▶ **LISTING**
"""
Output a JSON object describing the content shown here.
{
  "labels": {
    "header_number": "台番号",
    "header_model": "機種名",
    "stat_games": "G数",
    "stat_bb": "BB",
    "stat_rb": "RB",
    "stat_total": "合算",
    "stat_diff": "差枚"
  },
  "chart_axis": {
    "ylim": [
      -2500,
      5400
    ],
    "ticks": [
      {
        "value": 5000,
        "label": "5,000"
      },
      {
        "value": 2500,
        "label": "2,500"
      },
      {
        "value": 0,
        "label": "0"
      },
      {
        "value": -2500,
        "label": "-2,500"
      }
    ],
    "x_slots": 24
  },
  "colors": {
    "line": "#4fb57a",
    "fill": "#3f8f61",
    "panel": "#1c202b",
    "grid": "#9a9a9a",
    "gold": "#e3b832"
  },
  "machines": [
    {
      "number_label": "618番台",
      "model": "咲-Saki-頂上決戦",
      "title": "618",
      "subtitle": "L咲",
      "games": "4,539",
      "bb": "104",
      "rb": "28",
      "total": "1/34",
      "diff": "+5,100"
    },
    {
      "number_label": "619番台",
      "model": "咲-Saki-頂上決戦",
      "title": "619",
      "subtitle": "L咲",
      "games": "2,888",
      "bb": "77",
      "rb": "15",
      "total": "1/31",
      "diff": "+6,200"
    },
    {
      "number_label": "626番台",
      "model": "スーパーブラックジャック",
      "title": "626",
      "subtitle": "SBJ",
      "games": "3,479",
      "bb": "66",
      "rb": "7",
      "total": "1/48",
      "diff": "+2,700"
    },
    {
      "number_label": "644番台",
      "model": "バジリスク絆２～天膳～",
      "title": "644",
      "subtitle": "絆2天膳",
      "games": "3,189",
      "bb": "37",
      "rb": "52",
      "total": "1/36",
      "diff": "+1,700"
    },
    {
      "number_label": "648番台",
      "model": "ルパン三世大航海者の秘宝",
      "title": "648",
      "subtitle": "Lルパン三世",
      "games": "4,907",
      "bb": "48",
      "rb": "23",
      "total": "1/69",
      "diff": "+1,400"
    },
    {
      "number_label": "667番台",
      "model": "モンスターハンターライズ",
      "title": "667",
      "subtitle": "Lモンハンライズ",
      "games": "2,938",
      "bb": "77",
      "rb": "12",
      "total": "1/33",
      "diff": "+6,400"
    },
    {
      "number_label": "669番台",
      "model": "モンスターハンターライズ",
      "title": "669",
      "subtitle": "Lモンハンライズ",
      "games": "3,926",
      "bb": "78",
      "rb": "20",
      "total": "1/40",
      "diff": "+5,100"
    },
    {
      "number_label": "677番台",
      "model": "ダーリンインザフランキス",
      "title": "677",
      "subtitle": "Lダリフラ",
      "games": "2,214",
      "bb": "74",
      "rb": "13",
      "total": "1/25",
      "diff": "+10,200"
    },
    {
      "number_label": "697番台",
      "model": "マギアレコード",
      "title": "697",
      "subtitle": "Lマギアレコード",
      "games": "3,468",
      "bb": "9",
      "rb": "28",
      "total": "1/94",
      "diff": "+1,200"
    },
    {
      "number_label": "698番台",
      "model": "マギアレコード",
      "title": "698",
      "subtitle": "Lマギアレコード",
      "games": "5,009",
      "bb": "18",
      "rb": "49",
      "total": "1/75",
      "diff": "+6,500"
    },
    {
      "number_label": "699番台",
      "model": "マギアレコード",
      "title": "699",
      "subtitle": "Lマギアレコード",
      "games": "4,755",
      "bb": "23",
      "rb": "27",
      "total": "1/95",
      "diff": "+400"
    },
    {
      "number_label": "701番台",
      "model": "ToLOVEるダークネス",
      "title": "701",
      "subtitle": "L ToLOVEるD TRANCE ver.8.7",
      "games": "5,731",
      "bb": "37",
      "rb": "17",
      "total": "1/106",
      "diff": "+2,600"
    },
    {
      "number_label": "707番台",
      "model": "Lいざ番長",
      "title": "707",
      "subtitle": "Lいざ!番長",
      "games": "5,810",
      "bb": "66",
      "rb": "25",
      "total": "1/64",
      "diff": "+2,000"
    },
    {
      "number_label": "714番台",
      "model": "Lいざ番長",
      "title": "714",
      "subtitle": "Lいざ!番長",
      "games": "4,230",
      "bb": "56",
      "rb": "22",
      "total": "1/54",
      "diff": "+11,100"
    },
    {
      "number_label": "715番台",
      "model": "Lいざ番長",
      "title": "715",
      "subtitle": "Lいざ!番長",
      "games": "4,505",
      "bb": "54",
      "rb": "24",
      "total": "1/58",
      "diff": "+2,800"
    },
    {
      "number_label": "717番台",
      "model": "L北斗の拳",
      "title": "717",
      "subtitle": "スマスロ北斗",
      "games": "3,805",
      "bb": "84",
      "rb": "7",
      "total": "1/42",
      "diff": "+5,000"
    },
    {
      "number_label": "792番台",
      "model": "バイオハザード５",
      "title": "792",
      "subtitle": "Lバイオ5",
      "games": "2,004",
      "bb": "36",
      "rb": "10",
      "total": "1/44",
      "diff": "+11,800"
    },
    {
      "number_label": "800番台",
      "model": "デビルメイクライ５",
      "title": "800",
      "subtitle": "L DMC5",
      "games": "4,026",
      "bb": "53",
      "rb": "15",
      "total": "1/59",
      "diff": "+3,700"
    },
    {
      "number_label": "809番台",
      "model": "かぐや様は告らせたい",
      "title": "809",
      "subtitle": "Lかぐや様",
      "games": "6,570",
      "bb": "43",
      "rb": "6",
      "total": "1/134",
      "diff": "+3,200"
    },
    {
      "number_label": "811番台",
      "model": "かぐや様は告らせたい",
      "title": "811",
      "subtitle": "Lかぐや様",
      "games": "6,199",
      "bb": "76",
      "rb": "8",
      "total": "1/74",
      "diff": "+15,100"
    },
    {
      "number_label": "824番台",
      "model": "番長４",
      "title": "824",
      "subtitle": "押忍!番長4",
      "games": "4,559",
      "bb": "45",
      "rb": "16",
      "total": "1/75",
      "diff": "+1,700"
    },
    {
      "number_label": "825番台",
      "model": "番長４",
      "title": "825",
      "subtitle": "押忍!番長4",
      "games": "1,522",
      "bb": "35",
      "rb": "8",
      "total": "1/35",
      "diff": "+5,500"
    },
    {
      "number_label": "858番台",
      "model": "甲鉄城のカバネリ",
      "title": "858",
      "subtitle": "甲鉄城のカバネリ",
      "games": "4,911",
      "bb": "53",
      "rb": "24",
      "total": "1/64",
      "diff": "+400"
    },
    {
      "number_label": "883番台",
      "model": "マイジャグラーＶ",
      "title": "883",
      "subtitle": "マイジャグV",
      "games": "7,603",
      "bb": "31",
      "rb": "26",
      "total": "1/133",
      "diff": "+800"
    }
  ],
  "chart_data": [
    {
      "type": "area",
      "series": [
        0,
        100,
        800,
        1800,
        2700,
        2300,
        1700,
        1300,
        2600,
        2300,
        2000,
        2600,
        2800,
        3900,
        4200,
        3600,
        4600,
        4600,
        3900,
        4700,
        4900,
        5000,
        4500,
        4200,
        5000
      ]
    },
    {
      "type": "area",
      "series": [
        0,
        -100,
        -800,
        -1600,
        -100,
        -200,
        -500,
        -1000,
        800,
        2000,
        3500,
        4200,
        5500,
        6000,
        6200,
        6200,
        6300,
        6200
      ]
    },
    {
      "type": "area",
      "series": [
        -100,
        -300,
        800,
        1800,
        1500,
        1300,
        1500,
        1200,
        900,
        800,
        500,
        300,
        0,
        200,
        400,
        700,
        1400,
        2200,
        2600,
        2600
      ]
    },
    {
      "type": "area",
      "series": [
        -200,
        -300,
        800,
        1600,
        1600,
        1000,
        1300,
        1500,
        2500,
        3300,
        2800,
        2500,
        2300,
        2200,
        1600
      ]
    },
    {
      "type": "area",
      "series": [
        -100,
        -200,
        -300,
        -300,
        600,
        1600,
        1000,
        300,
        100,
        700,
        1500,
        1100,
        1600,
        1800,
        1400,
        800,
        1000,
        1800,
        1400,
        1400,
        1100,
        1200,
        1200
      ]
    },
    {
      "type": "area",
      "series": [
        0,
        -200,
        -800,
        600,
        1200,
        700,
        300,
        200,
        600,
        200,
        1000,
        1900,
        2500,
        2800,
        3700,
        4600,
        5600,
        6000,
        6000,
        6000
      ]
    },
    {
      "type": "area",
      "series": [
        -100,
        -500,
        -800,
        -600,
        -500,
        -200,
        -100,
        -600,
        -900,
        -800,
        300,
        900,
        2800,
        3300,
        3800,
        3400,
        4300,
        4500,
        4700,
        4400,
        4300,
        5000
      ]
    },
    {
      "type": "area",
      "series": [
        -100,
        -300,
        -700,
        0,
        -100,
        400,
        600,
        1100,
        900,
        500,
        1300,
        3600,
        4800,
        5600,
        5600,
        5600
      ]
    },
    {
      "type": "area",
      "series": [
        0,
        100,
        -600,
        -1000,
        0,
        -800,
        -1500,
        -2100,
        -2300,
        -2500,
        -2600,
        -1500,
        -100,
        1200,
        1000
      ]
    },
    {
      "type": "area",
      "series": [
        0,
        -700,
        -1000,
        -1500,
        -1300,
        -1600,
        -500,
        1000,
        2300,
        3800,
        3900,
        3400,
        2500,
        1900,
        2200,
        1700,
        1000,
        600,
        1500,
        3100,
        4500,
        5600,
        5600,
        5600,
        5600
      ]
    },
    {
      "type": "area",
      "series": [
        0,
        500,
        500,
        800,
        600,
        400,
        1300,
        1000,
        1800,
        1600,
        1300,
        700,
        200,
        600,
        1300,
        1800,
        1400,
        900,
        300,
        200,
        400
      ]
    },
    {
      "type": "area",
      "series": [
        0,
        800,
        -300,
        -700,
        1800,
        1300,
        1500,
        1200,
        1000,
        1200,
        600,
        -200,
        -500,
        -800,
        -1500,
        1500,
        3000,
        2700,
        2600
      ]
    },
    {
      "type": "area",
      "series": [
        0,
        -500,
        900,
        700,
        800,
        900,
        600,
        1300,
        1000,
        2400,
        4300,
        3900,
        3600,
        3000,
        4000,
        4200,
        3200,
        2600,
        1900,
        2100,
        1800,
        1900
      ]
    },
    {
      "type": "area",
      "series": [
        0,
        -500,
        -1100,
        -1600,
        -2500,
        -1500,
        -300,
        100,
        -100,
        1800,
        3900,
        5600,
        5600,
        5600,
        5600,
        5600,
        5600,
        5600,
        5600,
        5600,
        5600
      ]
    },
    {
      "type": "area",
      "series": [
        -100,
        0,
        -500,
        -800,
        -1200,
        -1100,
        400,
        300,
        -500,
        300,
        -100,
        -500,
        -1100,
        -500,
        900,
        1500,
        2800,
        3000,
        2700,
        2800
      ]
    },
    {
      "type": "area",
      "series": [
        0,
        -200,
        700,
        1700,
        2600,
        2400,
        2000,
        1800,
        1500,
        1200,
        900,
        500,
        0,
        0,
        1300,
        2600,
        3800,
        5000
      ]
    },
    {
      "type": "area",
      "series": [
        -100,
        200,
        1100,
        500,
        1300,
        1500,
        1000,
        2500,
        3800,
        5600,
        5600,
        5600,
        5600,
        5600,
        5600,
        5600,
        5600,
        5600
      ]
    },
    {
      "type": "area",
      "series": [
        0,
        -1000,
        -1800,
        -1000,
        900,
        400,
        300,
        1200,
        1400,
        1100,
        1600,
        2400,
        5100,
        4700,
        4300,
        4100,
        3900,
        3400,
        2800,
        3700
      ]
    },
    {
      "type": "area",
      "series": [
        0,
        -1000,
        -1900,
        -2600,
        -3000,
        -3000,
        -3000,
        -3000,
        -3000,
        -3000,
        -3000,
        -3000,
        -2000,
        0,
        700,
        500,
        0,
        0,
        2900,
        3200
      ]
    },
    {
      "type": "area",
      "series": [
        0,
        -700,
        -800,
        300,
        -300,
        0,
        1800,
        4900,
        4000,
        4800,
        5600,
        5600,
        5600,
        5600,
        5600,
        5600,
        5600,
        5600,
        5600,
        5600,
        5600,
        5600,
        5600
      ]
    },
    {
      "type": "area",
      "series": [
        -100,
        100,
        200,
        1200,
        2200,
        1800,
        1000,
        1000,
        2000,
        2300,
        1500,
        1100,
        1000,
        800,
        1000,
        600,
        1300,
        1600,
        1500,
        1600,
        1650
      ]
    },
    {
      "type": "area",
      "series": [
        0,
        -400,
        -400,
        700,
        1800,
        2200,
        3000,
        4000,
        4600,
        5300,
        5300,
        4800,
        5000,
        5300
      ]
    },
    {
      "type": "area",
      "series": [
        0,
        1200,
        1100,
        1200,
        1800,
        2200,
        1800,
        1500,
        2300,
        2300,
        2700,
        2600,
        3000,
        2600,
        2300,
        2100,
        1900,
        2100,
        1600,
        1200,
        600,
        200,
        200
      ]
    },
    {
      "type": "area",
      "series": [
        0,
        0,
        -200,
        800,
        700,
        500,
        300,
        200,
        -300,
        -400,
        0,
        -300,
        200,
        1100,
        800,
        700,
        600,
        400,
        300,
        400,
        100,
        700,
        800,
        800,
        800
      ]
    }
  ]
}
"""
▶ **SHORT EXERCISE**
Check each line above for the word "value", and copy the lines where it appears.

▶ **FINISHED EXERCISE**
        "value": 5000,
        "value": 2500,
        "value": 0,
        "value": -2500,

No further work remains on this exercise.